Stored entries:
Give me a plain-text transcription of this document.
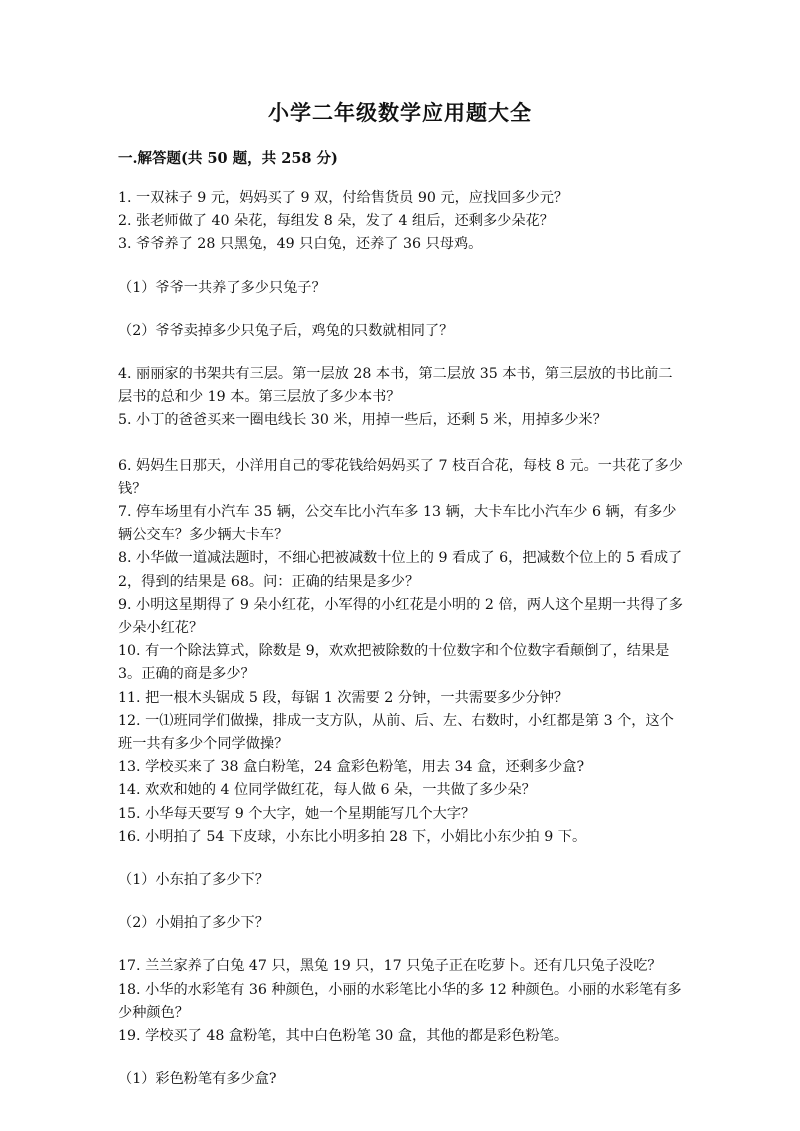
小学二年级数学应用题大全
一.解答题(共 50 题，共 258 分)

1. 一双袜子 9 元，妈妈买了 9 双，付给售货员 90 元，应找回多少元？

2. 张老师做了 40 朵花，每组发 8 朵，发了 4 组后，还剩多少朵花？

3. 爷爷养了 28 只黑兔，49 只白兔，还养了 36 只母鸡。

（1）爷爷一共养了多少只兔子？

（2）爷爷卖掉多少只兔子后，鸡兔的只数就相同了？

4. 丽丽家的书架共有三层。第一层放 28 本书，第二层放 35 本书，第三层放的书比前二层书的总和少 19 本。第三层放了多少本书？

5. 小丁的爸爸买来一圈电线长 30 米，用掉一些后，还剩 5 米，用掉多少米？

6. 妈妈生日那天，小洋用自己的零花钱给妈妈买了 7 枝百合花，每枝 8 元。一共花了多少钱？

7. 停车场里有小汽车 35 辆，公交车比小汽车多 13 辆，大卡车比小汽车少 6 辆，有多少辆公交车？多少辆大卡车？

8. 小华做一道减法题时，不细心把被减数十位上的 9 看成了 6，把减数个位上的 5 看成了 2，得到的结果是 68。问：正确的结果是多少？

9. 小明这星期得了 9 朵小红花，小军得的小红花是小明的 2 倍，两人这个星期一共得了多少朵小红花？

10. 有一个除法算式，除数是 9，欢欢把被除数的十位数字和个位数字看颠倒了，结果是 3。正确的商是多少？

11. 把一根木头锯成 5 段，每锯 1 次需要 2 分钟，一共需要多少分钟？

12. 一⑴班同学们做操，排成一支方队，从前、后、左、右数时，小红都是第 3 个，这个班一共有多少个同学做操？

13. 学校买来了 38 盒白粉笔，24 盒彩色粉笔，用去 34 盒，还剩多少盒?

14. 欢欢和她的 4 位同学做红花，每人做 6 朵，一共做了多少朵？

15. 小华每天要写 9 个大字，她一个星期能写几个大字？

16. 小明拍了 54 下皮球，小东比小明多拍 28 下，小娟比小东少拍 9 下。

（1）小东拍了多少下？

（2）小娟拍了多少下？

17. 兰兰家养了白兔 47 只，黑兔 19 只，17 只兔子正在吃萝卜。还有几只兔子没吃？

18. 小华的水彩笔有 36 种颜色，小丽的水彩笔比小华的多 12 种颜色。小丽的水彩笔有多少种颜色？

19. 学校买了 48 盒粉笔，其中白色粉笔 30 盒，其他的都是彩色粉笔。

（1）彩色粉笔有多少盒?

## YOUR INSTRUCTIONS
Every line of the data should be copied as it stands, without the images.

## TASK SOLUTION
Give me a plain-text transcription of this document.
小学二年级数学应用题大全
一.解答题(共 50 题，共 258 分)

1. 一双袜子 9 元，妈妈买了 9 双，付给售货员 90 元，应找回多少元？

2. 张老师做了 40 朵花，每组发 8 朵，发了 4 组后，还剩多少朵花？

3. 爷爷养了 28 只黑兔，49 只白兔，还养了 36 只母鸡。

（1）爷爷一共养了多少只兔子？

（2）爷爷卖掉多少只兔子后，鸡兔的只数就相同了？

4. 丽丽家的书架共有三层。第一层放 28 本书，第二层放 35 本书，第三层放的书比前二层书的总和少 19 本。第三层放了多少本书？

5. 小丁的爸爸买来一圈电线长 30 米，用掉一些后，还剩 5 米，用掉多少米？

6. 妈妈生日那天，小洋用自己的零花钱给妈妈买了 7 枝百合花，每枝 8 元。一共花了多少钱？

7. 停车场里有小汽车 35 辆，公交车比小汽车多 13 辆，大卡车比小汽车少 6 辆，有多少辆公交车？多少辆大卡车？

8. 小华做一道减法题时，不细心把被减数十位上的 9 看成了 6，把减数个位上的 5 看成了 2，得到的结果是 68。问：正确的结果是多少？

9. 小明这星期得了 9 朵小红花，小军得的小红花是小明的 2 倍，两人这个星期一共得了多少朵小红花？

10. 有一个除法算式，除数是 9，欢欢把被除数的十位数字和个位数字看颠倒了，结果是 3。正确的商是多少？

11. 把一根木头锯成 5 段，每锯 1 次需要 2 分钟，一共需要多少分钟？

12. 一⑴班同学们做操，排成一支方队，从前、后、左、右数时，小红都是第 3 个，这个班一共有多少个同学做操？

13. 学校买来了 38 盒白粉笔，24 盒彩色粉笔，用去 34 盒，还剩多少盒?

14. 欢欢和她的 4 位同学做红花，每人做 6 朵，一共做了多少朵？

15. 小华每天要写 9 个大字，她一个星期能写几个大字？

16. 小明拍了 54 下皮球，小东比小明多拍 28 下，小娟比小东少拍 9 下。

（1）小东拍了多少下？

（2）小娟拍了多少下？

17. 兰兰家养了白兔 47 只，黑兔 19 只，17 只兔子正在吃萝卜。还有几只兔子没吃？

18. 小华的水彩笔有 36 种颜色，小丽的水彩笔比小华的多 12 种颜色。小丽的水彩笔有多少种颜色？

19. 学校买了 48 盒粉笔，其中白色粉笔 30 盒，其他的都是彩色粉笔。

（1）彩色粉笔有多少盒?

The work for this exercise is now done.